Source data
— begin —

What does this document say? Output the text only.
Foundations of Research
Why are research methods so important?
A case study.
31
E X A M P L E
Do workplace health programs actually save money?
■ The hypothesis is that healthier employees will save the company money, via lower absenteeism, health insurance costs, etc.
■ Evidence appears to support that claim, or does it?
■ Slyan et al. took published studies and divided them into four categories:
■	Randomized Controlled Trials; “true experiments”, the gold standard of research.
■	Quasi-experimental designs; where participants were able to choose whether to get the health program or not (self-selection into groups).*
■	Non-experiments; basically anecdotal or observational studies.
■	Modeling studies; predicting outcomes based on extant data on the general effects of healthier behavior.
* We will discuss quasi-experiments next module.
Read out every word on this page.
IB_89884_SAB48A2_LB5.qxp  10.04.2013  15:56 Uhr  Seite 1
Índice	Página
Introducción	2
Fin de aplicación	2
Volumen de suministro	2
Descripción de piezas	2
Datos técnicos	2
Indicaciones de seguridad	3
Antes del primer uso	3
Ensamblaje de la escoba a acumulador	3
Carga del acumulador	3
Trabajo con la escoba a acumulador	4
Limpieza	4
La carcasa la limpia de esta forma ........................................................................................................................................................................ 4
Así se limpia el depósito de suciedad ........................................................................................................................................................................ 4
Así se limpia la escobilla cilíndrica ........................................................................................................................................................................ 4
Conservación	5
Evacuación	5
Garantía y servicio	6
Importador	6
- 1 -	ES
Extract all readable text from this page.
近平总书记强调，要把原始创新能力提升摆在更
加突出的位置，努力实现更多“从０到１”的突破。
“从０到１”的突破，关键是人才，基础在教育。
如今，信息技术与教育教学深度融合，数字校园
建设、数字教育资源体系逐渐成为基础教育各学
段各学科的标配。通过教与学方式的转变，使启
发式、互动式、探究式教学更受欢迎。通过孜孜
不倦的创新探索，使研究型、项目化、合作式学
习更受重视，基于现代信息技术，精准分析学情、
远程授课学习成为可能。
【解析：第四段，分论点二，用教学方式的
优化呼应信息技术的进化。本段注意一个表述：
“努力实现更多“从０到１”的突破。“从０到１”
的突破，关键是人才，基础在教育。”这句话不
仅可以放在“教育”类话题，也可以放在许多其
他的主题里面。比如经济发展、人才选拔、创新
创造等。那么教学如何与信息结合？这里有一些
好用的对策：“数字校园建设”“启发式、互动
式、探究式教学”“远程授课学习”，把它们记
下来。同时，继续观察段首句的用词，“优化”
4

— end —
— begin —

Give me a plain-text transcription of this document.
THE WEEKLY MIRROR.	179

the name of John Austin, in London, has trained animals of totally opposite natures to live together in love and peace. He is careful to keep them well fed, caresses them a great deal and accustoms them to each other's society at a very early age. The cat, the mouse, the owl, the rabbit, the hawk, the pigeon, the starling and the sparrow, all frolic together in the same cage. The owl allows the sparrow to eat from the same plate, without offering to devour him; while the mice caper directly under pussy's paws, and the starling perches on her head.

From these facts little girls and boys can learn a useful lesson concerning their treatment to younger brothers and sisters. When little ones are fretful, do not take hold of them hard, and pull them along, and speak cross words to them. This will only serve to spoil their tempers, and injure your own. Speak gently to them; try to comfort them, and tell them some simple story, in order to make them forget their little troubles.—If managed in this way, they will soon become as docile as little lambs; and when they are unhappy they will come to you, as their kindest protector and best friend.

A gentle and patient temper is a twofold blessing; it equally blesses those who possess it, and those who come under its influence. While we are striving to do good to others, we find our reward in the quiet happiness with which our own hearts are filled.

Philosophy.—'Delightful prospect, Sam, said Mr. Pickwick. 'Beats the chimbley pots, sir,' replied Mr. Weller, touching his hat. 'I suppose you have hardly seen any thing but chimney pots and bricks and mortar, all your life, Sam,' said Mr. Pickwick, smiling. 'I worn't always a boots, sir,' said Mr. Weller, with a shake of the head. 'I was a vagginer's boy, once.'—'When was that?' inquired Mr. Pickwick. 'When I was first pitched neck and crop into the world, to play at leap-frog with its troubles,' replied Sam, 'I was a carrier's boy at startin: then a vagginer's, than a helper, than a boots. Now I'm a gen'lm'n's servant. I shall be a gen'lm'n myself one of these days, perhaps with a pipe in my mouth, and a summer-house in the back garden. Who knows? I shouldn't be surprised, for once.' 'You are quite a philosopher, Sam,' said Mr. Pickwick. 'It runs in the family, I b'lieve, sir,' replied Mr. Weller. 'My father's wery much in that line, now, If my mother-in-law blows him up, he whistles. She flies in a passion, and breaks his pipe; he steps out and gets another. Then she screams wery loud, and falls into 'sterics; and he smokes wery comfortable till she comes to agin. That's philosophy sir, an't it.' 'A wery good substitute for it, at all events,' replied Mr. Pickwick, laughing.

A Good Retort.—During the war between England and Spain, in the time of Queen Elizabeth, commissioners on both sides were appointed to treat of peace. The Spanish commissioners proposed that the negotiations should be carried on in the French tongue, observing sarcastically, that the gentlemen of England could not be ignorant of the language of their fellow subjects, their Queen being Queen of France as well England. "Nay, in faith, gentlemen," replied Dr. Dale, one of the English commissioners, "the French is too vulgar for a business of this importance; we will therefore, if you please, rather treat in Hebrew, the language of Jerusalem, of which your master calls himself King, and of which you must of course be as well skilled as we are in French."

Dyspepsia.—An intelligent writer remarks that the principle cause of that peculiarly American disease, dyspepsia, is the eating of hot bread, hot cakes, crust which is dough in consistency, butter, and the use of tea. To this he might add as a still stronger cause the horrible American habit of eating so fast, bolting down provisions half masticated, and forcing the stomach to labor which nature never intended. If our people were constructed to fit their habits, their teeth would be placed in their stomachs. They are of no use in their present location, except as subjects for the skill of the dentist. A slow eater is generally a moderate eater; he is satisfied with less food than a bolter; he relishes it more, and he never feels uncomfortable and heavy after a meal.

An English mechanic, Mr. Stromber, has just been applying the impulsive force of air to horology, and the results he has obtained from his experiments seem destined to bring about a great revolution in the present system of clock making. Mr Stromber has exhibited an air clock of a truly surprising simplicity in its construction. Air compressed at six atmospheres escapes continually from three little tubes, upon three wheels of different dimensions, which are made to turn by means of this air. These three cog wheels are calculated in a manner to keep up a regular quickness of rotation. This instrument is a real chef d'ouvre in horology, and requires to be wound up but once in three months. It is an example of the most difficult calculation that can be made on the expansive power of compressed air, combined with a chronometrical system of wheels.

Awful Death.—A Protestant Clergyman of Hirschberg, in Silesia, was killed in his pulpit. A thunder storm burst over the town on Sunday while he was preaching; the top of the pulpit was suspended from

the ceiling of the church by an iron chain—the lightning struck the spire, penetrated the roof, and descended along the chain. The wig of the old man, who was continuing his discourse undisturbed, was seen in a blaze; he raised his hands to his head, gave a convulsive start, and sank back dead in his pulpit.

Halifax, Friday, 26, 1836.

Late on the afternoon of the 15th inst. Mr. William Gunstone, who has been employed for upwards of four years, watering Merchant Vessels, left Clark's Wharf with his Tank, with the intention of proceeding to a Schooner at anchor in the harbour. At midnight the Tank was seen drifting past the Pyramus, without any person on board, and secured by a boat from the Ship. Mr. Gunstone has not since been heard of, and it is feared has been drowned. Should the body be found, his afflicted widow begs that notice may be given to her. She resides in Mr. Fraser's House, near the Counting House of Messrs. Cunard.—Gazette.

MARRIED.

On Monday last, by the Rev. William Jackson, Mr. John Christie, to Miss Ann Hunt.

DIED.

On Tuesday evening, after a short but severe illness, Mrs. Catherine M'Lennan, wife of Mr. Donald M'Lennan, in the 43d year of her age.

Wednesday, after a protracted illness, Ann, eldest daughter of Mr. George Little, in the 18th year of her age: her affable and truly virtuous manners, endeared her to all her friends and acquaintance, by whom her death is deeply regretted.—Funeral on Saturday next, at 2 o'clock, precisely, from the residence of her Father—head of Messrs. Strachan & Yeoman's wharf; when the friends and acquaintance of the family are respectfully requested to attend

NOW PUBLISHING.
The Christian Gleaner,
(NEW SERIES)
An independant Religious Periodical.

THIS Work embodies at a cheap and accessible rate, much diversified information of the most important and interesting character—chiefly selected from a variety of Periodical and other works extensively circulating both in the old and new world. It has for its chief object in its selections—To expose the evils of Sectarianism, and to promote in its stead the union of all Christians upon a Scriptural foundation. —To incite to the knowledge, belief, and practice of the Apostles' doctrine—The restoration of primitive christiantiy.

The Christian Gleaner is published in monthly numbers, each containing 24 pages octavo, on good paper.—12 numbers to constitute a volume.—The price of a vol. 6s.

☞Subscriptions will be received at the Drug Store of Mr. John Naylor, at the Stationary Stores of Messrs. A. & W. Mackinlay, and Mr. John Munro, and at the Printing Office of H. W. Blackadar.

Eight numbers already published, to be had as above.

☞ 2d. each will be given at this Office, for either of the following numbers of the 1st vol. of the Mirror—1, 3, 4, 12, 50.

— end —
— begin —

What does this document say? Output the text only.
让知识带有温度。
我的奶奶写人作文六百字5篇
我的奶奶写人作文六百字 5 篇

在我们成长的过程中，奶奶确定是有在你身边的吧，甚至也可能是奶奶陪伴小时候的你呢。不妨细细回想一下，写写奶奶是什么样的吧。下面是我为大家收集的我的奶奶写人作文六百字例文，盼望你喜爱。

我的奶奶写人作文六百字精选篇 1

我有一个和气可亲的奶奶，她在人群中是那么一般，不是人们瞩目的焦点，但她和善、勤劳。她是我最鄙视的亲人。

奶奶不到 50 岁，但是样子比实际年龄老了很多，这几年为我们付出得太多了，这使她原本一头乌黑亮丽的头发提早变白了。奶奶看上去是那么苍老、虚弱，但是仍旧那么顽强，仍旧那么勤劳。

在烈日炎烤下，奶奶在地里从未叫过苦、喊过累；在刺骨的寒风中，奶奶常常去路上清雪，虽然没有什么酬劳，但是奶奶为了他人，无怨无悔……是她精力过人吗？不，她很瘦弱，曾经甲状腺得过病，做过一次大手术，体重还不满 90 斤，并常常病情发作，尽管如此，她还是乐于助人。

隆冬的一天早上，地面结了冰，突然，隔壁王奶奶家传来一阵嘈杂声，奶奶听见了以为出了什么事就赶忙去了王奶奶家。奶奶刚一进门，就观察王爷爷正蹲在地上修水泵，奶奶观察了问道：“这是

— end —

=== Problem statement ===
Above are entries; state the number of lines among them that contain "most", and nothing else.

=== Output of the task ===
2